● **Dataset items**
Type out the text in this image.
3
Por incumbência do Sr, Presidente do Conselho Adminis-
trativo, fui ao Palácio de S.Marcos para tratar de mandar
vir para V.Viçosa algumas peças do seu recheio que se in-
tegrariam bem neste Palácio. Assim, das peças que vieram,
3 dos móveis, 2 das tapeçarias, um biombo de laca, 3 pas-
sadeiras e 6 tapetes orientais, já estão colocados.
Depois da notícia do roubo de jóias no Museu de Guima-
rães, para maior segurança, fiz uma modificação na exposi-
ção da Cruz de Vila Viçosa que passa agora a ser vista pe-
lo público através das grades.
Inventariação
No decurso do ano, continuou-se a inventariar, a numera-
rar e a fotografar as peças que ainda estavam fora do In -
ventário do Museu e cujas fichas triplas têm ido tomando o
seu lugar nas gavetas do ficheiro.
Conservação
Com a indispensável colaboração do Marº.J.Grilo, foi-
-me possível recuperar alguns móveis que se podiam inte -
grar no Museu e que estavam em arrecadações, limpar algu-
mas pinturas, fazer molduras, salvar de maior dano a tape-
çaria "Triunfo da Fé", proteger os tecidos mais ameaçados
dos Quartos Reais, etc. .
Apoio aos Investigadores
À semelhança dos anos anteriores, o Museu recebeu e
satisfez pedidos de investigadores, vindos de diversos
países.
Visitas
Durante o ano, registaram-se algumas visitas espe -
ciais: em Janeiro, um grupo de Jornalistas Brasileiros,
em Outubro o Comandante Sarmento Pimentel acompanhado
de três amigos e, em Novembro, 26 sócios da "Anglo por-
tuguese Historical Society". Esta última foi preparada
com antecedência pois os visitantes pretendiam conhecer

● **Instruction**
Every line that holds the string "Museu" should be returned.

● **Expected output**
Depois da notícia do roubo de jóias no Museu de Guima-
ventário do Museu e cujas fichas triplas têm ido tomando o
grar no Museu e que estavam em arrecadações, limpar algu-
À semelhança dos anos anteriores, o Museu recebeu e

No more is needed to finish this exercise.